Instructions to follow. Restate the whole of the material. Keep every word, and drop the pictures.

== Records for this task

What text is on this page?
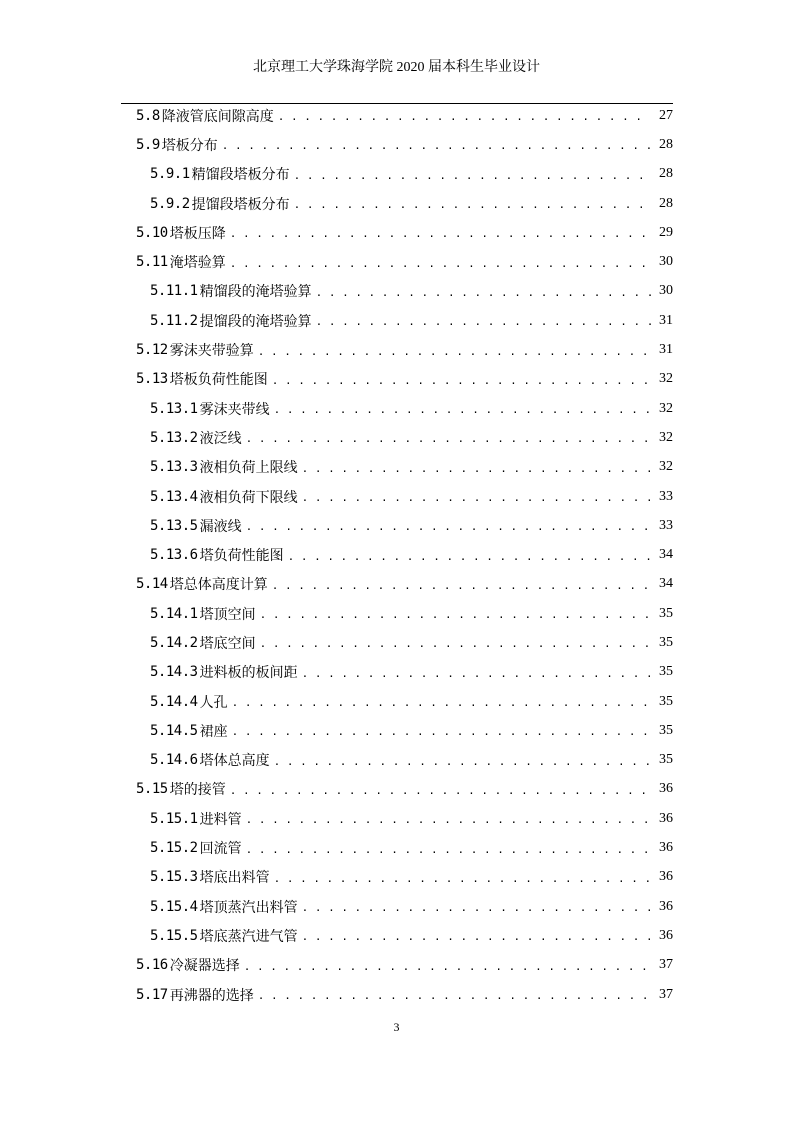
北京理工大学珠海学院 2020 届本科生毕业设计
5.8 降液管底间隙高度 . . .	27
5.9 塔板分布 . . .	28
5.9.1 精馏段塔板分布 . . .	28
5.9.2 提馏段塔板分布 . . .	28
5.10 塔板压降 . . .	29
5.11 淹塔验算 . . .	30
5.11.1 精馏段的淹塔验算 . . .	30
5.11.2 提馏段的淹塔验算 . . .	31
5.12 雾沫夹带验算 . . .	31
5.13 塔板负荷性能图 . . .	32
5.13.1 雾沫夹带线 . . .	32
5.13.2 液泛线 . . .	32
5.13.3 液相负荷上限线 . . .	32
5.13.4 液相负荷下限线 . . .	33
5.13.5 漏液线 . . .	33
5.13.6 塔负荷性能图 . . .	34
5.14 塔总体高度计算 . . .	34
5.14.1 塔顶空间 . . .	35
5.14.2 塔底空间 . . .	35
5.14.3 进料板的板间距 . . .	35
5.14.4 人孔 . . .	35
5.14.5 裙座 . . .	35
5.14.6 塔体总高度 . . .	35
5.15 塔的接管 . . .	36
5.15.1 进料管 . . .	36
5.15.2 回流管 . . .	36
5.15.3 塔底出料管 . . .	36
5.15.4 塔顶蒸汽出料管 . . .	36
5.15.5 塔底蒸汽进气管 . . .	36
5.16 冷凝器选择 . . .	37
5.17 再沸器的选择 . . .	37
3
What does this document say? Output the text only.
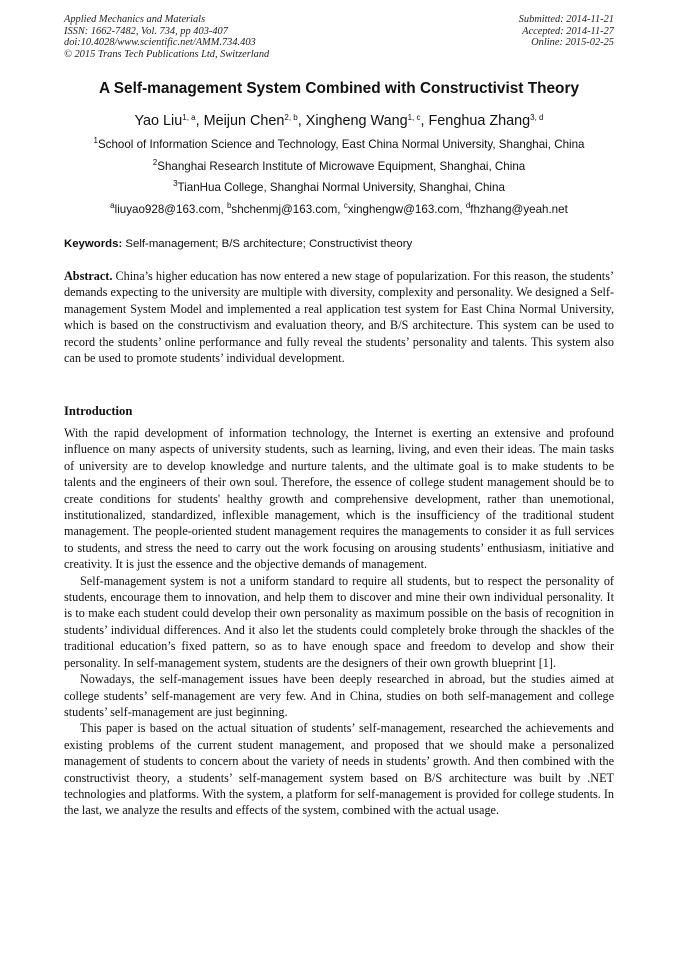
Applied Mechanics and Materials
ISSN: 1662-7482, Vol. 734, pp 403-407
doi:10.4028/www.scientific.net/AMM.734.403
© 2015 Trans Tech Publications Ltd, Switzerland
Submitted: 2014-11-21
Accepted: 2014-11-27
Online: 2015-02-25
A Self-management System Combined with Constructivist Theory
Yao Liu$^{1, a}$, Meijun Chen$^{2, b}$, Xingheng Wang$^{1, c}$, Fenghua Zhang$^{3, d}$
$^1$School of Information Science and Technology, East China Normal University, Shanghai, China
$^2$Shanghai Research Institute of Microwave Equipment, Shanghai, China
$^3$TianHua College, Shanghai Normal University, Shanghai, China
$^a$liuyao928@163.com, $^b$shchenmj@163.com, $^c$xinghengw@163.com, $^d$fhzhang@yeah.net
Keywords: Self-management; B/S architecture; Constructivist theory
Abstract. China’s higher education has now entered a new stage of popularization. For this reason, the students’ demands expecting to the university are multiple with diversity, complexity and personality. We designed a Self-management System Model and implemented a real application test system for East China Normal University, which is based on the constructivism and evaluation theory, and B/S architecture. This system can be used to record the students’ online performance and fully reveal the students’ personality and talents. This system also can be used to promote students’ individual development.
Introduction

With the rapid development of information technology, the Internet is exerting an extensive and profound influence on many aspects of university students, such as learning, living, and even their ideas. The main tasks of university are to develop knowledge and nurture talents, and the ultimate goal is to make students to be talents and the engineers of their own soul. Therefore, the essence of college student management should be to create conditions for students' healthy growth and comprehensive development, rather than unemotional, institutionalized, standardized, inflexible management, which is the insufficiency of the traditional student management. The people-oriented student management requires the managements to consider it as full services to students, and stress the need to carry out the work focusing on arousing students’ enthusiasm, initiative and creativity. It is just the essence and the objective demands of management.

Self-management system is not a uniform standard to require all students, but to respect the personality of students, encourage them to innovation, and help them to discover and mine their own individual personality. It is to make each student could develop their own personality as maximum possible on the basis of recognition in students’ individual differences. And it also let the students could completely broke through the shackles of the traditional education’s fixed pattern, so as to have enough space and freedom to develop and show their personality. In self-management system, students are the designers of their own growth blueprint [1].

Nowadays, the self-management issues have been deeply researched in abroad, but the studies aimed at college students’ self-management are very few. And in China, studies on both self-management and college students’ self-management are just beginning.

This paper is based on the actual situation of students’ self-management, researched the achievements and existing problems of the current student management, and proposed that we should make a personalized management of students to concern about the variety of needs in students’ growth. And then combined with the constructivist theory, a students’ self-management system based on B/S architecture was built by .NET technologies and platforms. With the system, a platform for self-management is provided for college students. In the last, we analyze the results and effects of the system, combined with the actual usage.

====

Correct response.
What text is on this page?
北京理工大学珠海学院 2020 届本科生毕业设计
5.8 降液管底间隙高度 . . .	27
5.9 塔板分布 . . .	28
5.9.1 精馏段塔板分布 . . .	28
5.9.2 提馏段塔板分布 . . .	28
5.10 塔板压降 . . .	29
5.11 淹塔验算 . . .	30
5.11.1 精馏段的淹塔验算 . . .	30
5.11.2 提馏段的淹塔验算 . . .	31
5.12 雾沫夹带验算 . . .	31
5.13 塔板负荷性能图 . . .	32
5.13.1 雾沫夹带线 . . .	32
5.13.2 液泛线 . . .	32
5.13.3 液相负荷上限线 . . .	32
5.13.4 液相负荷下限线 . . .	33
5.13.5 漏液线 . . .	33
5.13.6 塔负荷性能图 . . .	34
5.14 塔总体高度计算 . . .	34
5.14.1 塔顶空间 . . .	35
5.14.2 塔底空间 . . .	35
5.14.3 进料板的板间距 . . .	35
5.14.4 人孔 . . .	35
5.14.5 裙座 . . .	35
5.14.6 塔体总高度 . . .	35
5.15 塔的接管 . . .	36
5.15.1 进料管 . . .	36
5.15.2 回流管 . . .	36
5.15.3 塔底出料管 . . .	36
5.15.4 塔顶蒸汽出料管 . . .	36
5.15.5 塔底蒸汽进气管 . . .	36
5.16 冷凝器选择 . . .	37
5.17 再沸器的选择 . . .	37
3
What does this document say? Output the text only.
Applied Mechanics and Materials
ISSN: 1662-7482, Vol. 734, pp 403-407
doi:10.4028/www.scientific.net/AMM.734.403
© 2015 Trans Tech Publications Ltd, Switzerland
Submitted: 2014-11-21
Accepted: 2014-11-27
Online: 2015-02-25
A Self-management System Combined with Constructivist Theory
Yao Liu$^{1, a}$, Meijun Chen$^{2, b}$, Xingheng Wang$^{1, c}$, Fenghua Zhang$^{3, d}$
$^1$School of Information Science and Technology, East China Normal University, Shanghai, China
$^2$Shanghai Research Institute of Microwave Equipment, Shanghai, China
$^3$TianHua College, Shanghai Normal University, Shanghai, China
$^a$liuyao928@163.com, $^b$shchenmj@163.com, $^c$xinghengw@163.com, $^d$fhzhang@yeah.net
Keywords: Self-management; B/S architecture; Constructivist theory
Abstract. China’s higher education has now entered a new stage of popularization. For this reason, the students’ demands expecting to the university are multiple with diversity, complexity and personality. We designed a Self-management System Model and implemented a real application test system for East China Normal University, which is based on the constructivism and evaluation theory, and B/S architecture. This system can be used to record the students’ online performance and fully reveal the students’ personality and talents. This system also can be used to promote students’ individual development.
Introduction

With the rapid development of information technology, the Internet is exerting an extensive and profound influence on many aspects of university students, such as learning, living, and even their ideas. The main tasks of university are to develop knowledge and nurture talents, and the ultimate goal is to make students to be talents and the engineers of their own soul. Therefore, the essence of college student management should be to create conditions for students' healthy growth and comprehensive development, rather than unemotional, institutionalized, standardized, inflexible management, which is the insufficiency of the traditional student management. The people-oriented student management requires the managements to consider it as full services to students, and stress the need to carry out the work focusing on arousing students’ enthusiasm, initiative and creativity. It is just the essence and the objective demands of management.

Self-management system is not a uniform standard to require all students, but to respect the personality of students, encourage them to innovation, and help them to discover and mine their own individual personality. It is to make each student could develop their own personality as maximum possible on the basis of recognition in students’ individual differences. And it also let the students could completely broke through the shackles of the traditional education’s fixed pattern, so as to have enough space and freedom to develop and show their personality. In self-management system, students are the designers of their own growth blueprint [1].

Nowadays, the self-management issues have been deeply researched in abroad, but the studies aimed at college students’ self-management are very few. And in China, studies on both self-management and college students’ self-management are just beginning.

This paper is based on the actual situation of students’ self-management, researched the achievements and existing problems of the current student management, and proposed that we should make a personalized management of students to concern about the variety of needs in students’ growth. And then combined with the constructivist theory, a students’ self-management system based on B/S architecture was built by .NET technologies and platforms. With the system, a platform for self-management is provided for college students. In the last, we analyze the results and effects of the system, combined with the actual usage.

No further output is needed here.